Records:

** start **

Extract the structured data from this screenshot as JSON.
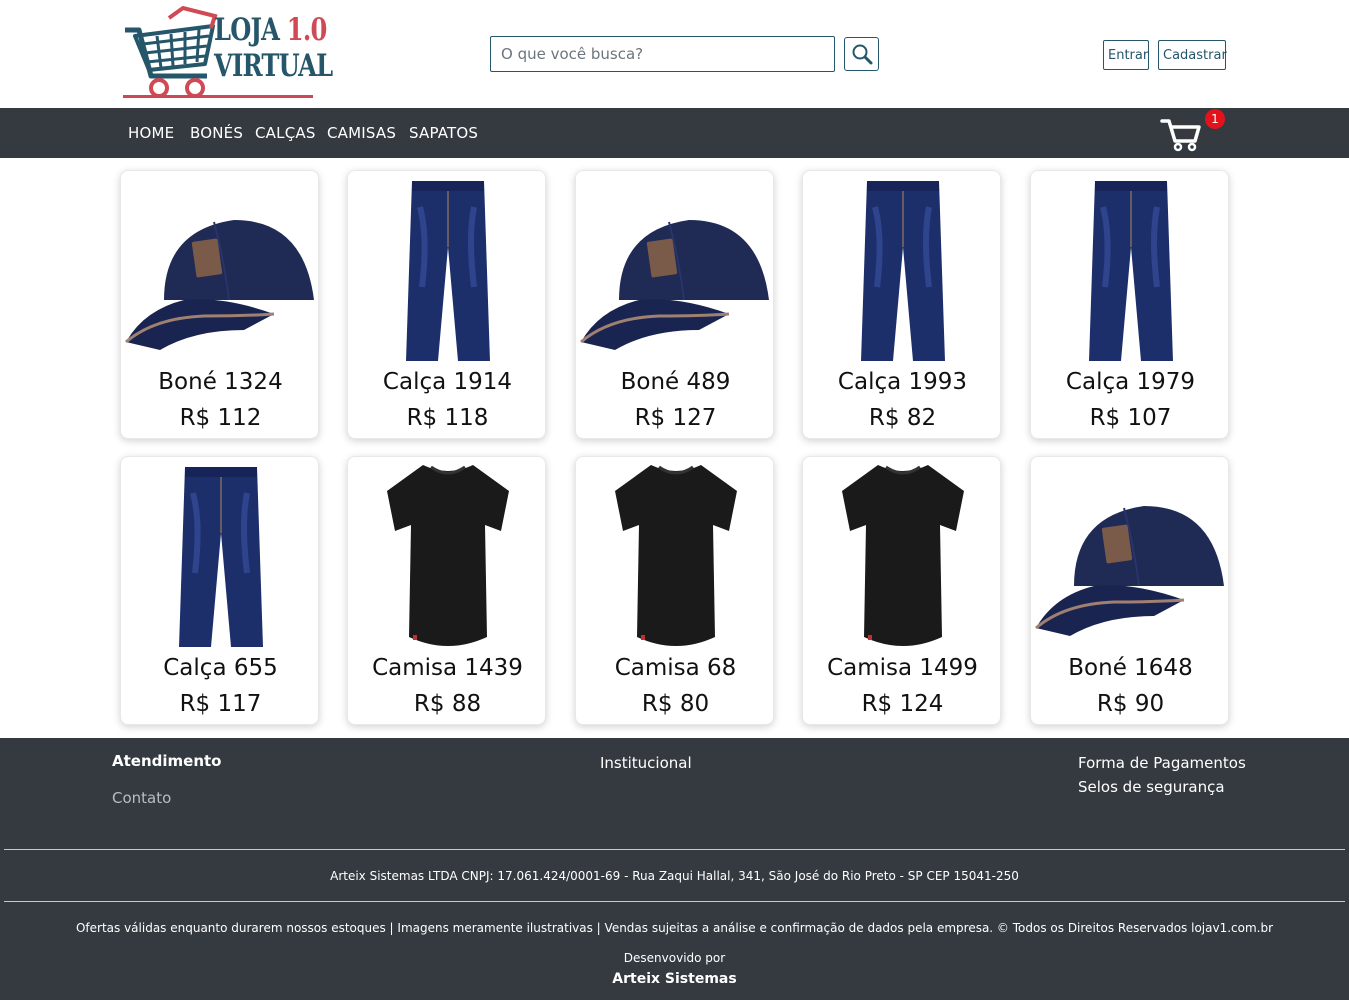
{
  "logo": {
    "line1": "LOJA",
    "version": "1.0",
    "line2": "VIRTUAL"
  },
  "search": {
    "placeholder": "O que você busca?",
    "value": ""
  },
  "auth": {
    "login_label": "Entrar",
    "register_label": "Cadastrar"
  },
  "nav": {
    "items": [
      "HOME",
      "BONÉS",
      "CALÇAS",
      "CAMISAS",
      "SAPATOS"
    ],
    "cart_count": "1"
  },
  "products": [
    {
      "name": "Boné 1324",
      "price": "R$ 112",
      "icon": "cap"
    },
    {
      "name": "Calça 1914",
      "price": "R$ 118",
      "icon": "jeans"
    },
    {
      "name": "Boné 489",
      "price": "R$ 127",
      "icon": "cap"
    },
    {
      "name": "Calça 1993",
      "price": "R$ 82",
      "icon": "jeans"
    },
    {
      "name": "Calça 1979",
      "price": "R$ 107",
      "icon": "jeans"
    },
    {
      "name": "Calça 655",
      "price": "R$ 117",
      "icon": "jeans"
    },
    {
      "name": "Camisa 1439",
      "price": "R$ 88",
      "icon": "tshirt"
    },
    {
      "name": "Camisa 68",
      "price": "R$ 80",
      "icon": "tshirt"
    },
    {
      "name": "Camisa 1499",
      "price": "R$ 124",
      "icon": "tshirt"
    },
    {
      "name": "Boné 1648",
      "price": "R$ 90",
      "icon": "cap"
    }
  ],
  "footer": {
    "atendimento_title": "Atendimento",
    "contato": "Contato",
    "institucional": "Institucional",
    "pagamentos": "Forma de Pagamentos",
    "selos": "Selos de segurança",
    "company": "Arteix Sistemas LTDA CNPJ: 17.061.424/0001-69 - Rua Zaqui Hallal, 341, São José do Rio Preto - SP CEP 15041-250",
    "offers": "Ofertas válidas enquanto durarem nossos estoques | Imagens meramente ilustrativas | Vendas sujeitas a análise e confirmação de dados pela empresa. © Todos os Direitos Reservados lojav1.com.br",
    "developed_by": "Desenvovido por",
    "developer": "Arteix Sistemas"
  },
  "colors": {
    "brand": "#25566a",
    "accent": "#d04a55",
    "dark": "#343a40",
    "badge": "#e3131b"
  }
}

** end **

Task description: Go over the records above and tally each line that includes "Sistemas". Give the total by itself.

Full solution: 2